◆ Record excerpts:
-- BEGIN --
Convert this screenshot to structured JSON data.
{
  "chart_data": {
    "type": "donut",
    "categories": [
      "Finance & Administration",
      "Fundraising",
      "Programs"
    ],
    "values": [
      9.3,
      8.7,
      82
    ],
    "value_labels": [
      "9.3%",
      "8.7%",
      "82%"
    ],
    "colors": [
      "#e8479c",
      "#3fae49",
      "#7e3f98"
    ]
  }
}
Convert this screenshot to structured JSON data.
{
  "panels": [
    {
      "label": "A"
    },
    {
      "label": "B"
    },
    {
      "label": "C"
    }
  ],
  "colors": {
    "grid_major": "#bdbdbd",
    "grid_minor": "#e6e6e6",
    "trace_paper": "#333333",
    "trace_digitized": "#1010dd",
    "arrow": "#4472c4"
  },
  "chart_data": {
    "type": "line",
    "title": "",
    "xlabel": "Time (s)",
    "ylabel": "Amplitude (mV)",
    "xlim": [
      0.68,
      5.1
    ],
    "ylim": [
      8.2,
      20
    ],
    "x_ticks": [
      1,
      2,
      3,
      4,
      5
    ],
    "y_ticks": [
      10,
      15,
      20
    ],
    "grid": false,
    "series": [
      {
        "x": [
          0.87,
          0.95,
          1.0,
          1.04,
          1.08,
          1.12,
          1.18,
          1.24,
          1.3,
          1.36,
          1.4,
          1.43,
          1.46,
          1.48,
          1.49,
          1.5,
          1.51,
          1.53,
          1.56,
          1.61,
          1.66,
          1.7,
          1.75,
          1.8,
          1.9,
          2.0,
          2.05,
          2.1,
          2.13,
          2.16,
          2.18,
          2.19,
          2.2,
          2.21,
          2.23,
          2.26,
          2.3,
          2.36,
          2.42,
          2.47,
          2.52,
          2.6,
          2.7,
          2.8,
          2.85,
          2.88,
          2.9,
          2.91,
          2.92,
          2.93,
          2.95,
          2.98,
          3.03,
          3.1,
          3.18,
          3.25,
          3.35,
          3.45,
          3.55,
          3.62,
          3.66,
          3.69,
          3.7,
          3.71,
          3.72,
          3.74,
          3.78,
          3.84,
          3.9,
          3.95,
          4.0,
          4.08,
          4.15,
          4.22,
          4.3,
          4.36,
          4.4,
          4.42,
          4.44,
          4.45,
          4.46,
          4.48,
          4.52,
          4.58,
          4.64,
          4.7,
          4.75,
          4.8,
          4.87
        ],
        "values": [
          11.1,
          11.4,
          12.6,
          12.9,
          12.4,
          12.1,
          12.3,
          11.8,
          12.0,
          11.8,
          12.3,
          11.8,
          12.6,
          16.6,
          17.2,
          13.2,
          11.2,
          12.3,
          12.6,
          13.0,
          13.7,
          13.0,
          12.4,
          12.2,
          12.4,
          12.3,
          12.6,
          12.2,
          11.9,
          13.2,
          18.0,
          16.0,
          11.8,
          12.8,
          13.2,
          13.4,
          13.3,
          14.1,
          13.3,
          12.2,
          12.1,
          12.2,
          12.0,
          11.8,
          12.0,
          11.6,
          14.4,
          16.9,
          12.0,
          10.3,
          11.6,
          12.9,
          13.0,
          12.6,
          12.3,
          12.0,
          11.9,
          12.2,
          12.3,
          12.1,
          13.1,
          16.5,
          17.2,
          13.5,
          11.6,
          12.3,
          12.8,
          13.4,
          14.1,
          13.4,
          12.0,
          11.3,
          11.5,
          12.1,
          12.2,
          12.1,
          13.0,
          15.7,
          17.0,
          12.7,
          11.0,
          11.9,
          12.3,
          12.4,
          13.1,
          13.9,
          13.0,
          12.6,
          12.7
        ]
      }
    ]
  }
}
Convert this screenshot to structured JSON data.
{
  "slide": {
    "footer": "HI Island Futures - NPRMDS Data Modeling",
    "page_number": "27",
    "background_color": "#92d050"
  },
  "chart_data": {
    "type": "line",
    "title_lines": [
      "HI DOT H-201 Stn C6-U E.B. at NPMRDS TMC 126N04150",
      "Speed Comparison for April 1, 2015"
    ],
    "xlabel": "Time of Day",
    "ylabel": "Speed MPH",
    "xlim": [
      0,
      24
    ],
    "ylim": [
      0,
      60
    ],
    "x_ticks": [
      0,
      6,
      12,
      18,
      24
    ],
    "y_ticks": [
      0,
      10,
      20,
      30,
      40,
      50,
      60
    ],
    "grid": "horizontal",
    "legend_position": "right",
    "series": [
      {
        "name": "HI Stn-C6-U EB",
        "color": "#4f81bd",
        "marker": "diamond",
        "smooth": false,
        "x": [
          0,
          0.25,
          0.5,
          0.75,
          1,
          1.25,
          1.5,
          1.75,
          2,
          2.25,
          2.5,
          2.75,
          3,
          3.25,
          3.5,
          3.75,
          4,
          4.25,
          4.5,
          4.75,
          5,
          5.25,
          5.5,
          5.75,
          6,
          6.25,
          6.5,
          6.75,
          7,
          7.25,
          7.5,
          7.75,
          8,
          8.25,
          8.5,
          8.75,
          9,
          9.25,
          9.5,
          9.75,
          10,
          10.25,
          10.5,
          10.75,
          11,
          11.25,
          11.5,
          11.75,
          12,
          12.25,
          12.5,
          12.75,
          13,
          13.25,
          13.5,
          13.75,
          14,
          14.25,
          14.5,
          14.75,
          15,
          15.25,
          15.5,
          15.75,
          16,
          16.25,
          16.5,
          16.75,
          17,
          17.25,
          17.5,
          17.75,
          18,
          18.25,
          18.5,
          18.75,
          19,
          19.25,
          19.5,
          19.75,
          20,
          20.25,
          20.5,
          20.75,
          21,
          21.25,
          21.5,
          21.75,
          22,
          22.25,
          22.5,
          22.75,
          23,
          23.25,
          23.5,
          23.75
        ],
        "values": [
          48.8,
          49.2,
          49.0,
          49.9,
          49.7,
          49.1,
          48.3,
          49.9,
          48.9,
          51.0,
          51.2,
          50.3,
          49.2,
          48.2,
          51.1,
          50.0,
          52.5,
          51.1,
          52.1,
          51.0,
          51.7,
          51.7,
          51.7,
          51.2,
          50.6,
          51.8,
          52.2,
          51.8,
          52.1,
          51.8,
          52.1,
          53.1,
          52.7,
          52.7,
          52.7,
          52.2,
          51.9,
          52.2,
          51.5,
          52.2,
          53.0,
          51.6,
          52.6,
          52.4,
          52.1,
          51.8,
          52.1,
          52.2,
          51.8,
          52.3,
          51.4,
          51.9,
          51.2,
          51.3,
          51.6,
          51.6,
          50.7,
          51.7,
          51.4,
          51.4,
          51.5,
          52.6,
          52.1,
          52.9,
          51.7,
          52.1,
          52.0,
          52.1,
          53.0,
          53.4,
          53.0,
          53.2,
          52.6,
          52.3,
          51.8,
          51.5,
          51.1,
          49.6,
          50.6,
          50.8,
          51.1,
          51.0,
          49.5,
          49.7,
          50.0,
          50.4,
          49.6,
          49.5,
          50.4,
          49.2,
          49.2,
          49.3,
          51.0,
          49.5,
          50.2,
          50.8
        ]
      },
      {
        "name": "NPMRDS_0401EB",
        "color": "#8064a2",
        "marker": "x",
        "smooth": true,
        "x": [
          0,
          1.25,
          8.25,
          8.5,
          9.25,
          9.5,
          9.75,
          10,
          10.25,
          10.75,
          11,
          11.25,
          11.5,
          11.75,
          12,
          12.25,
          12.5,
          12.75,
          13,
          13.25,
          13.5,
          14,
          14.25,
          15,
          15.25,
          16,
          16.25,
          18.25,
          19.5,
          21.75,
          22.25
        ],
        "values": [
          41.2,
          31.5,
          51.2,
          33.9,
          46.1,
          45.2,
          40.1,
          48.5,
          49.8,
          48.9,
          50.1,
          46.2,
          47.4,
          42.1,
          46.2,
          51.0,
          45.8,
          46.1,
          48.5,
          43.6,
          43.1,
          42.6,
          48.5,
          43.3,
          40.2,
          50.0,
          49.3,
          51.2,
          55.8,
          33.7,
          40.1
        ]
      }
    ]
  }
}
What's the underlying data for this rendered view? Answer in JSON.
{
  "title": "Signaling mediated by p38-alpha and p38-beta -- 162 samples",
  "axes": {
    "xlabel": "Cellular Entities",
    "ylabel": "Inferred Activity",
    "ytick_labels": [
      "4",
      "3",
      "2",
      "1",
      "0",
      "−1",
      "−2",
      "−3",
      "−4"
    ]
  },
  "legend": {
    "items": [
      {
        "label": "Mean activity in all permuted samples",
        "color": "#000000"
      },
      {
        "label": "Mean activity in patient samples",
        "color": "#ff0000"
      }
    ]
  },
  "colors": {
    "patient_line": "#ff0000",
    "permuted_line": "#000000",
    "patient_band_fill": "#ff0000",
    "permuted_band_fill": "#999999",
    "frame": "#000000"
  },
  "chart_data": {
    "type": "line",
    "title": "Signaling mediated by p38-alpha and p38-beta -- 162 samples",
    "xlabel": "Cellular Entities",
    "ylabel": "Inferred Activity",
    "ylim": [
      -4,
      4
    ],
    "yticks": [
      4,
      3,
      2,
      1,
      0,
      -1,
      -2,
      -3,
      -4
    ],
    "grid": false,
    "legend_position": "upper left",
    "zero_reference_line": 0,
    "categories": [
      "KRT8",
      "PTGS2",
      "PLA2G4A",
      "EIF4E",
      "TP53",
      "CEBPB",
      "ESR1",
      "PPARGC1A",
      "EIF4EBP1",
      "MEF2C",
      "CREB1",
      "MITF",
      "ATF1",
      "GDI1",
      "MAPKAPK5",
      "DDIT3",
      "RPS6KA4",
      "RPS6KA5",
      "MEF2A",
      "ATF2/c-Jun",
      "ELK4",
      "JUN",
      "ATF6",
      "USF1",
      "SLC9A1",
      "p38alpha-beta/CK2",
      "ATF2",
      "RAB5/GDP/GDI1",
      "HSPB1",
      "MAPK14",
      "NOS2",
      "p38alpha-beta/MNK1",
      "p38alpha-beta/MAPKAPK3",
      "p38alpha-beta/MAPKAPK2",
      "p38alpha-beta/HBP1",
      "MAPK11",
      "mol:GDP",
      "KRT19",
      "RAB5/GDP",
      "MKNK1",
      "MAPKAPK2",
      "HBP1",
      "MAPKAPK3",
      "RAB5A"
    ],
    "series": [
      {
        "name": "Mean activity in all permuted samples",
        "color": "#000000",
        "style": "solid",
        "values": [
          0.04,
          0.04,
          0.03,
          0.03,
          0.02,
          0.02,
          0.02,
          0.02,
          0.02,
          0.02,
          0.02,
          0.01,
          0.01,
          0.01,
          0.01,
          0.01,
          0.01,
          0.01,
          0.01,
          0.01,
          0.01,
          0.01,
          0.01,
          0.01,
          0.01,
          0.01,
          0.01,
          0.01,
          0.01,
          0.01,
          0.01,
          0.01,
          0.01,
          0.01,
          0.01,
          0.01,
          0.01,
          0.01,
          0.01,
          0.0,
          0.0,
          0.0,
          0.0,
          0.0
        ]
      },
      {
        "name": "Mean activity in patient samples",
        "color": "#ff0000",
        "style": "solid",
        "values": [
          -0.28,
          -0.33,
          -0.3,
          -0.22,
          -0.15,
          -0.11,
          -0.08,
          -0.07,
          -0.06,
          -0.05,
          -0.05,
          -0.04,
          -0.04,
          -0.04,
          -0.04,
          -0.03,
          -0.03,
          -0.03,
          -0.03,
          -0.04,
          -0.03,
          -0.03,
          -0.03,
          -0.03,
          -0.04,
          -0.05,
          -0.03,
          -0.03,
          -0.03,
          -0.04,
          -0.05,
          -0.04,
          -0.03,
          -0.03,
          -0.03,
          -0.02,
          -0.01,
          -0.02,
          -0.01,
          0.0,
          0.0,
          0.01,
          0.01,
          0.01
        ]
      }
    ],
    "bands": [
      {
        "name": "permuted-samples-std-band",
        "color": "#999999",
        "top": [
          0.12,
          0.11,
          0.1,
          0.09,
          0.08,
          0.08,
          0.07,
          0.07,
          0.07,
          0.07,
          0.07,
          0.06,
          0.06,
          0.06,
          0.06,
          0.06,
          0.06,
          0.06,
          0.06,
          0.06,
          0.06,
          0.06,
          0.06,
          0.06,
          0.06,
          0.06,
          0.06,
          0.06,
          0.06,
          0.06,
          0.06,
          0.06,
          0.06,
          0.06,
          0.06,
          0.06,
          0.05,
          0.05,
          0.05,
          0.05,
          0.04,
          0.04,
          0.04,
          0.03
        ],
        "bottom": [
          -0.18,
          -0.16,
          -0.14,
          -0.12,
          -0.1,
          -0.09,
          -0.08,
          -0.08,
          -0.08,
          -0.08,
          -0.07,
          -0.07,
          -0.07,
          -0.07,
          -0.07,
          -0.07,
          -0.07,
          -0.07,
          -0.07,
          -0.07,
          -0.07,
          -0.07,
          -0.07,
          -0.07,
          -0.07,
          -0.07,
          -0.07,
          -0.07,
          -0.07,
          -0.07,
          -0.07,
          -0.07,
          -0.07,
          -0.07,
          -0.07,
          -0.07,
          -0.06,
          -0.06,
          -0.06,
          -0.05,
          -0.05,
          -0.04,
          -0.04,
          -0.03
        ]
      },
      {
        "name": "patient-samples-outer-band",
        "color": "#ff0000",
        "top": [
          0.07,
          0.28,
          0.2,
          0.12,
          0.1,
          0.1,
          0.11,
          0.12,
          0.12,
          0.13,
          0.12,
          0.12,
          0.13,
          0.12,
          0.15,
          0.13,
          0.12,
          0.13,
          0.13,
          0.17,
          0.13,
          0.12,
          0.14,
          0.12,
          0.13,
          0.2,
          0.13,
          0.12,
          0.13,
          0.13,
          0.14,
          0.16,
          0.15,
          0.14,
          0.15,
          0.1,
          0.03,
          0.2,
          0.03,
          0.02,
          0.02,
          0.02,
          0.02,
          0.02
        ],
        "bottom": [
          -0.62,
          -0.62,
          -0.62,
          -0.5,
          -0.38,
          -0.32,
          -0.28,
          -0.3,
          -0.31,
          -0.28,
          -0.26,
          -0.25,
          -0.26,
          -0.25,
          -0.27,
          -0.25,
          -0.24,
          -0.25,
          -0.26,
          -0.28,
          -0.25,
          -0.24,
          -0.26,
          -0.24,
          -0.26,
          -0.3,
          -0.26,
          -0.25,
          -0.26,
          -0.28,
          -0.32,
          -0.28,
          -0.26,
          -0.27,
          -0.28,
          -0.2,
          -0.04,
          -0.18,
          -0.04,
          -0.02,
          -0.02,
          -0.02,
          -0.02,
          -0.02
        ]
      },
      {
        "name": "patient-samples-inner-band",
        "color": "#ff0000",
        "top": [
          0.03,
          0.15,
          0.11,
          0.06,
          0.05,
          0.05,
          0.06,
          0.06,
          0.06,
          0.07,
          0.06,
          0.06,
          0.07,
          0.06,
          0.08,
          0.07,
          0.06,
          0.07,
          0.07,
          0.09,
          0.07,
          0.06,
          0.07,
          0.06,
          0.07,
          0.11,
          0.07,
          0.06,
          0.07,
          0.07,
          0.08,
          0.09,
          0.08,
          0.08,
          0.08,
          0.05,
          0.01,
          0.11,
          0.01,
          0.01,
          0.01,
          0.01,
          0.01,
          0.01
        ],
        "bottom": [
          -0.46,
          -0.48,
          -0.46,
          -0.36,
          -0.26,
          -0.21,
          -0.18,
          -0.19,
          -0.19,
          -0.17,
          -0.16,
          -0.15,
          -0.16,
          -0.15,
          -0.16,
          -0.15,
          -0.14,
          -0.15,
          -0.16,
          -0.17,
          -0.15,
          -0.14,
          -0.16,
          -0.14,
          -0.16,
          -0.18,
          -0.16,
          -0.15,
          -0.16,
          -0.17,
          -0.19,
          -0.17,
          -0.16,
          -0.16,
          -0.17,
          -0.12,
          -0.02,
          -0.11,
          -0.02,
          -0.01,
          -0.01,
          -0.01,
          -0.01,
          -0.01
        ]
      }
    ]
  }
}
-- END --
◆ Your goal: From the records above, pull out every line containing the word "ylabel".

◆ Output:
    "ylabel": "Amplitude (mV)",
    "ylabel": "Speed MPH",
    "ylabel": "Inferred Activity",
    "ylabel": "Inferred Activity",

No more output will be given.